■ TASK DESCRIPTION:
Copy each line of the records that contains the word "JSON".

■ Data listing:
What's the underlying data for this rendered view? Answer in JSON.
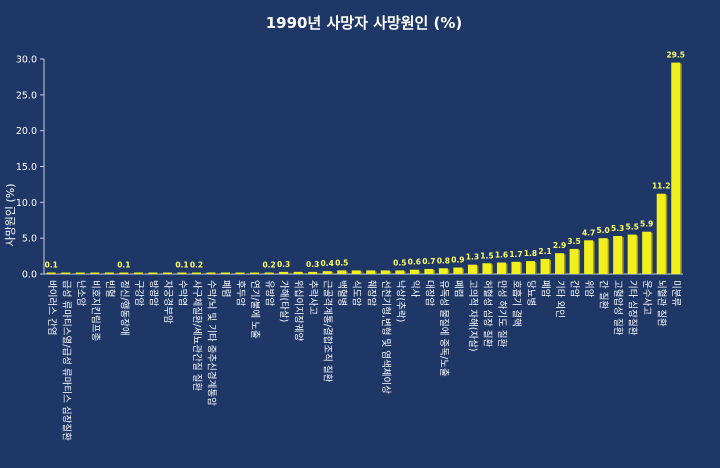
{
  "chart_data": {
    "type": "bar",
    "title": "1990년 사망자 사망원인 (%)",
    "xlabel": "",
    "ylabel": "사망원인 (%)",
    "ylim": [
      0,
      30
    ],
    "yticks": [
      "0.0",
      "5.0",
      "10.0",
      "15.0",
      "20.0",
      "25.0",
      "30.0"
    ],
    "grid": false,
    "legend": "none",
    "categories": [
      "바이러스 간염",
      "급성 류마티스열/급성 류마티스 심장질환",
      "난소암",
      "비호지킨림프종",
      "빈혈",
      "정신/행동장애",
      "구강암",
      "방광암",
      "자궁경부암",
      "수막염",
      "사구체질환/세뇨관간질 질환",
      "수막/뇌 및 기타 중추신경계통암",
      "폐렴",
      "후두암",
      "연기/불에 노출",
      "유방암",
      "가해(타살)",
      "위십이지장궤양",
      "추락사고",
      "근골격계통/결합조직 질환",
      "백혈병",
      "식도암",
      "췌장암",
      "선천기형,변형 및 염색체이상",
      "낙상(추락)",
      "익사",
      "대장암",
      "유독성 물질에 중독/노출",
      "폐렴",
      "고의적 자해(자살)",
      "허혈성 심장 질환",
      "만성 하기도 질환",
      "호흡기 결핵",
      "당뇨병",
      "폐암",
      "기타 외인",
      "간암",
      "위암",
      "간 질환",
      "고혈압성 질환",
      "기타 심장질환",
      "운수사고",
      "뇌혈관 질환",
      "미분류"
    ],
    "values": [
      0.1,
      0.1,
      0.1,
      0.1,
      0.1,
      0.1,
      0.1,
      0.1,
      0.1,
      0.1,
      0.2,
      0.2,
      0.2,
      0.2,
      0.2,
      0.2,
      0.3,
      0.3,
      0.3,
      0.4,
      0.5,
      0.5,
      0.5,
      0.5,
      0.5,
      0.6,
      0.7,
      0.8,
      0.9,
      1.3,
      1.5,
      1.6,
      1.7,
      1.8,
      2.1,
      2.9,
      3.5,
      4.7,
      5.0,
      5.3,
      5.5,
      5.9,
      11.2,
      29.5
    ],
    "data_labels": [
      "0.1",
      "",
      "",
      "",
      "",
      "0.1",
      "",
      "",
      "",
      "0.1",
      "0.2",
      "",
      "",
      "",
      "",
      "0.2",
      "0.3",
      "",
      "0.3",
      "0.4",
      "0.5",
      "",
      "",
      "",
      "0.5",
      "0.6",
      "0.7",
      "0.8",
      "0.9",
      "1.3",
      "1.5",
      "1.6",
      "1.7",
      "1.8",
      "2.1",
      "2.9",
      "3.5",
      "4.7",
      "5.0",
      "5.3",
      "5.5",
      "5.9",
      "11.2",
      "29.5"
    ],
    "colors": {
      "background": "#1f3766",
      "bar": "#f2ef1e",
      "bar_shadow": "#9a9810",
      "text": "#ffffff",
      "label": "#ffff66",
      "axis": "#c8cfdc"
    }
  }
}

...

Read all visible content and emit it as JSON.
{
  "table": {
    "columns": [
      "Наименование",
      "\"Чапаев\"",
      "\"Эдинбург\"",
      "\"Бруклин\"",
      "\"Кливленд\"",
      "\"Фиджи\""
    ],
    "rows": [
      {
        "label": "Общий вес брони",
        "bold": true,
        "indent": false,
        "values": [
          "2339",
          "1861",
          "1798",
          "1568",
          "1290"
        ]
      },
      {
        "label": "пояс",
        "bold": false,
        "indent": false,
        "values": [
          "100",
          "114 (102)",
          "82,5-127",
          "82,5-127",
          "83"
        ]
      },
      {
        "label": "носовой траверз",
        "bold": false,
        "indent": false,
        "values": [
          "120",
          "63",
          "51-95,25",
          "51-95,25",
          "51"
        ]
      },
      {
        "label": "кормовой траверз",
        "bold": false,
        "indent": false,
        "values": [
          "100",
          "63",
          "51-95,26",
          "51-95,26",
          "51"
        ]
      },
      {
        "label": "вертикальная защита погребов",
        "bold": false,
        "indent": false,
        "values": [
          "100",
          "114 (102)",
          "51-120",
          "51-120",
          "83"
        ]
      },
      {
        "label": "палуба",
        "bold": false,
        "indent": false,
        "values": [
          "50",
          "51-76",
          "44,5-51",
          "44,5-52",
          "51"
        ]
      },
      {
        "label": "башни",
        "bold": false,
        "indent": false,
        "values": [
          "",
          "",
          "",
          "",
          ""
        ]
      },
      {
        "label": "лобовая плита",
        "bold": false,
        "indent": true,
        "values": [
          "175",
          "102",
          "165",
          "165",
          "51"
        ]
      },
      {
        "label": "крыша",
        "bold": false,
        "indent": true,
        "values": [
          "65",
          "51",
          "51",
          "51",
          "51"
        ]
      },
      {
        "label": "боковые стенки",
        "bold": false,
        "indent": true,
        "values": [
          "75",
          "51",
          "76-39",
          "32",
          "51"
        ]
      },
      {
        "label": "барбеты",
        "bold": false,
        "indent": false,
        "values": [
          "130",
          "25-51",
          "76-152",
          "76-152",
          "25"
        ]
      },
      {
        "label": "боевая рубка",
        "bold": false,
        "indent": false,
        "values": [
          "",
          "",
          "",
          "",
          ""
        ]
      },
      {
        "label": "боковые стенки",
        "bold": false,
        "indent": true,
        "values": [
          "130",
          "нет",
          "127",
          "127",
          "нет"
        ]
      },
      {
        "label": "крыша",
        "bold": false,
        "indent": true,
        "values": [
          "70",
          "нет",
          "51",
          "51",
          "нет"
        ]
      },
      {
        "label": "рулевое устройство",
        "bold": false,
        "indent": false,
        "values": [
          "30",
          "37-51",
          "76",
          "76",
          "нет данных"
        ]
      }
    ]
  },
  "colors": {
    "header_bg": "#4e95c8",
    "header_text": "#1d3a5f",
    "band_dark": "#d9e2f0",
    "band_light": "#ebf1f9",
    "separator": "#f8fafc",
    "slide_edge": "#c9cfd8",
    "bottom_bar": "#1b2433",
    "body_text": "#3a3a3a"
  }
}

■ THE REPLY:
What's the underlying data for this rendered view? Answer in JSON.
Read all visible content and emit it as JSON.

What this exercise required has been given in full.